- Directions for this task
If a line below contains "series", add it to your tally, then answer with the tally alone.

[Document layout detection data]
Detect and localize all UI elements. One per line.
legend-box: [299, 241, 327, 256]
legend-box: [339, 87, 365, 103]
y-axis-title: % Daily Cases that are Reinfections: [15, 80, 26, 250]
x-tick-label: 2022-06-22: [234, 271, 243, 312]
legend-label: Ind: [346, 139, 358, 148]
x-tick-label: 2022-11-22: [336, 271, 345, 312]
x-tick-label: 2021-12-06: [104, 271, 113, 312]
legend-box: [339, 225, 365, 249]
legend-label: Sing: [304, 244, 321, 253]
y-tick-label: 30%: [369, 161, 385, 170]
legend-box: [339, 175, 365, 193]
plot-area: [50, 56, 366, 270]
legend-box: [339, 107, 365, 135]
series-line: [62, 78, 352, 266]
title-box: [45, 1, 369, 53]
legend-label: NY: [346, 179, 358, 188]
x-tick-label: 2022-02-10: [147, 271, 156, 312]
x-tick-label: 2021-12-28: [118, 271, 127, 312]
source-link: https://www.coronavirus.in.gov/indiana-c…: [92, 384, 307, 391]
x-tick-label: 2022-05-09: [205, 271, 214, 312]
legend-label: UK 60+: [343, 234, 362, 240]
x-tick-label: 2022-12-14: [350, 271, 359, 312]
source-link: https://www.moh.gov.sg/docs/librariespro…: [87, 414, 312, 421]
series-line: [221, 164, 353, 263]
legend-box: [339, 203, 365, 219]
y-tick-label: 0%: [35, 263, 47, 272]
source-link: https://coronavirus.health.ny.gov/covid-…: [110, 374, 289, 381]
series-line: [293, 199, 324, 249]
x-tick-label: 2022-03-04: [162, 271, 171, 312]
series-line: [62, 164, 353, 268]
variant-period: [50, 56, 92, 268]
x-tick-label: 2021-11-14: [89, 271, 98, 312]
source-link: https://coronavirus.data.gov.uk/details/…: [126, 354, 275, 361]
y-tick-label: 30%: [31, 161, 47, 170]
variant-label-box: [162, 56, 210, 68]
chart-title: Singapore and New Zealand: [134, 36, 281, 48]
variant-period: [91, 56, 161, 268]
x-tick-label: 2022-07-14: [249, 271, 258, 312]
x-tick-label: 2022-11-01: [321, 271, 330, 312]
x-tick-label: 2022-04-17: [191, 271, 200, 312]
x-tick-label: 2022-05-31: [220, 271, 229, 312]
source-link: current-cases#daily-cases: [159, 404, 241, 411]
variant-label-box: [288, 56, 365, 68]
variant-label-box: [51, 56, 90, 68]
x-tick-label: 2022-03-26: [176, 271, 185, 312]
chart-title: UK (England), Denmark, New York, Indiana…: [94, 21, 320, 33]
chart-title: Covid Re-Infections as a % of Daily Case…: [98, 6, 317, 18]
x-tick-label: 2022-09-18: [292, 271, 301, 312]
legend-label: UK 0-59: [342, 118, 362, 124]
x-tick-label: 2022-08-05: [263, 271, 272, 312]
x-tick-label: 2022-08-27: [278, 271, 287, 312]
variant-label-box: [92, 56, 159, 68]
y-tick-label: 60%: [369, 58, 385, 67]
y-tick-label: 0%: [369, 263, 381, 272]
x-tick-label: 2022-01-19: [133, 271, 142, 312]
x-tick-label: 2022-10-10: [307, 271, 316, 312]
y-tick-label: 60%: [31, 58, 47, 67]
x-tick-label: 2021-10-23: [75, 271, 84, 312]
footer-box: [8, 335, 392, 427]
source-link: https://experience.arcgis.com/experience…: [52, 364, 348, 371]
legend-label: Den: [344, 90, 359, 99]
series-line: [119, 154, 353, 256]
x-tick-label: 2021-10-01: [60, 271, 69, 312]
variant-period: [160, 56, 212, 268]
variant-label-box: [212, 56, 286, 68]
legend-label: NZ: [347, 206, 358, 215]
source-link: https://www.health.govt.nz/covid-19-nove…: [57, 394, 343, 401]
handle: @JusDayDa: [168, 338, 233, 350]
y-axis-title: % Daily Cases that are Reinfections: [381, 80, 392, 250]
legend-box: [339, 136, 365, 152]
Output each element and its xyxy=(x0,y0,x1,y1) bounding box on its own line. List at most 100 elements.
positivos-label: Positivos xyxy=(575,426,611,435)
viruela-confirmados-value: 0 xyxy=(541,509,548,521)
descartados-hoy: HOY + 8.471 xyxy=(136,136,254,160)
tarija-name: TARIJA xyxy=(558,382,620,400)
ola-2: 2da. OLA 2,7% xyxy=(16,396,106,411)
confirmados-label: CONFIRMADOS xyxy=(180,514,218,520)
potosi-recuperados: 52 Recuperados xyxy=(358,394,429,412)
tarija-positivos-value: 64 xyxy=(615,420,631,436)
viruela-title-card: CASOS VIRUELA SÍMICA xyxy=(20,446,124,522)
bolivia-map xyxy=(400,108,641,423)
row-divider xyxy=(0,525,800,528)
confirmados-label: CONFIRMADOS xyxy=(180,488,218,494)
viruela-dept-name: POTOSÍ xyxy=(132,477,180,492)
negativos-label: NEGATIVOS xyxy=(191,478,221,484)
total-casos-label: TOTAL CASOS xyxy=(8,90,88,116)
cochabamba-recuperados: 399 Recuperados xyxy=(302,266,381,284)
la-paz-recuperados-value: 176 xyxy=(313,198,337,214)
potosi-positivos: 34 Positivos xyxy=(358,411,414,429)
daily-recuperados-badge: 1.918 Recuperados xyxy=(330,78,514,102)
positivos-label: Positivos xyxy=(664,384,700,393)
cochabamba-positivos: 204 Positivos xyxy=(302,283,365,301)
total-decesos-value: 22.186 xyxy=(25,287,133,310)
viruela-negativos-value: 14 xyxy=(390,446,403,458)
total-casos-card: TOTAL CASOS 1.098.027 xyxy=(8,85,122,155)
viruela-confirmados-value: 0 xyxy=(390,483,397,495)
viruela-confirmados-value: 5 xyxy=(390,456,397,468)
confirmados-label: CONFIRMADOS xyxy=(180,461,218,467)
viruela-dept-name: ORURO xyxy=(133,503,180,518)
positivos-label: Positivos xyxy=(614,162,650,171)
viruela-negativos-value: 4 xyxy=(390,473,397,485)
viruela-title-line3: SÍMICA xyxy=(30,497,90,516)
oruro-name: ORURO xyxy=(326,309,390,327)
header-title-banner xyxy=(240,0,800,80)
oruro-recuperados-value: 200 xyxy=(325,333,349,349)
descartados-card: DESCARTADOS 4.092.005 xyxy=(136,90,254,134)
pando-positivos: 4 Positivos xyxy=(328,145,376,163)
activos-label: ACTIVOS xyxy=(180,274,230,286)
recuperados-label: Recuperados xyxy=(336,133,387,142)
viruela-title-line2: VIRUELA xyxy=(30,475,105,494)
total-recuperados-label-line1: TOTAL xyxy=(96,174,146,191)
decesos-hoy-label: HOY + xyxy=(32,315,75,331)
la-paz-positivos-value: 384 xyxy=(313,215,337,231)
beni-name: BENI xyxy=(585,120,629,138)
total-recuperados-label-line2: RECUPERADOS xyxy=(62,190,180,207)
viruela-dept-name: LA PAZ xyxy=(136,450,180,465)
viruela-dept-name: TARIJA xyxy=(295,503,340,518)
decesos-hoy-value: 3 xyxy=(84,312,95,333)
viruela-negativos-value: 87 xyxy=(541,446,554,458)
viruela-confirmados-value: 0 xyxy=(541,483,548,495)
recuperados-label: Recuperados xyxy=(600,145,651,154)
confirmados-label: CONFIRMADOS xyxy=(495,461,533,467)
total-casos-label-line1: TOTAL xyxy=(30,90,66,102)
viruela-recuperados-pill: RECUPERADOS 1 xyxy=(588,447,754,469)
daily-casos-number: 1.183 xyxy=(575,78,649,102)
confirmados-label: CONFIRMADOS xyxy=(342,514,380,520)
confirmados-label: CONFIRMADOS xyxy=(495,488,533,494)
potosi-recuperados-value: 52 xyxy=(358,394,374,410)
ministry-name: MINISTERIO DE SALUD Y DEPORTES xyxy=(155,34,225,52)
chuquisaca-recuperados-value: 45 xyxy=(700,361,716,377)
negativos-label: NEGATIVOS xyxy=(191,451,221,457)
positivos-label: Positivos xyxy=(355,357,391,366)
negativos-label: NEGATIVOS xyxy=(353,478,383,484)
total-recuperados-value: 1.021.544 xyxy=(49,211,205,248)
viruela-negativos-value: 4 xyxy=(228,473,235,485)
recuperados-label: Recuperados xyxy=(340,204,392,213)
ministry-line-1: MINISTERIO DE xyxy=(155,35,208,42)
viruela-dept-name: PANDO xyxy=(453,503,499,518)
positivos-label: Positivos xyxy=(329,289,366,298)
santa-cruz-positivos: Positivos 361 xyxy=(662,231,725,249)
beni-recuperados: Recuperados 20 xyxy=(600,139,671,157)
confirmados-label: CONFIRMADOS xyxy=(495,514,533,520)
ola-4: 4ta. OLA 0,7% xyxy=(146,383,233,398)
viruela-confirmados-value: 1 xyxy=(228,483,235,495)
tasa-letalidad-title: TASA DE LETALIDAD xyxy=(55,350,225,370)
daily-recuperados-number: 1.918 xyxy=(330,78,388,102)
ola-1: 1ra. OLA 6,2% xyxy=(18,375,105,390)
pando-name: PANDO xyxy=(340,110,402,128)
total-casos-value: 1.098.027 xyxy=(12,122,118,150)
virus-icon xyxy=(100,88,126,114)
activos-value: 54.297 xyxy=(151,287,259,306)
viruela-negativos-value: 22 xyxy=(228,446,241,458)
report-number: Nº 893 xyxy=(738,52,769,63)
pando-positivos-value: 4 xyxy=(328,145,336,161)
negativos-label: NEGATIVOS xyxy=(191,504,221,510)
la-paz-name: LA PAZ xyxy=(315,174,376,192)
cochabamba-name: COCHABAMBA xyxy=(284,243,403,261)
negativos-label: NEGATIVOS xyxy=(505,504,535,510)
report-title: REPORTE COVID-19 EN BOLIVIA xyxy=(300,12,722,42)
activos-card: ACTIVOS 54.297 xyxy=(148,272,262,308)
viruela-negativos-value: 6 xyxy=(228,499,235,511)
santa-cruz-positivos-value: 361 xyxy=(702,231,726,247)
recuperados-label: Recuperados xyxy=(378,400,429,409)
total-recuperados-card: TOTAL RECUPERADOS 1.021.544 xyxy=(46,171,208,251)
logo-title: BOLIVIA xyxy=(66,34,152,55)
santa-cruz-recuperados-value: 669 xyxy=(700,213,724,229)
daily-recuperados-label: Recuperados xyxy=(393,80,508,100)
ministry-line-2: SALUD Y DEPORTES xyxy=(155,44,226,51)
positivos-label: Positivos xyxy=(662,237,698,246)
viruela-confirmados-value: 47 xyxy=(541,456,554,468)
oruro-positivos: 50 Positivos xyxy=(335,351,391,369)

- Reply
5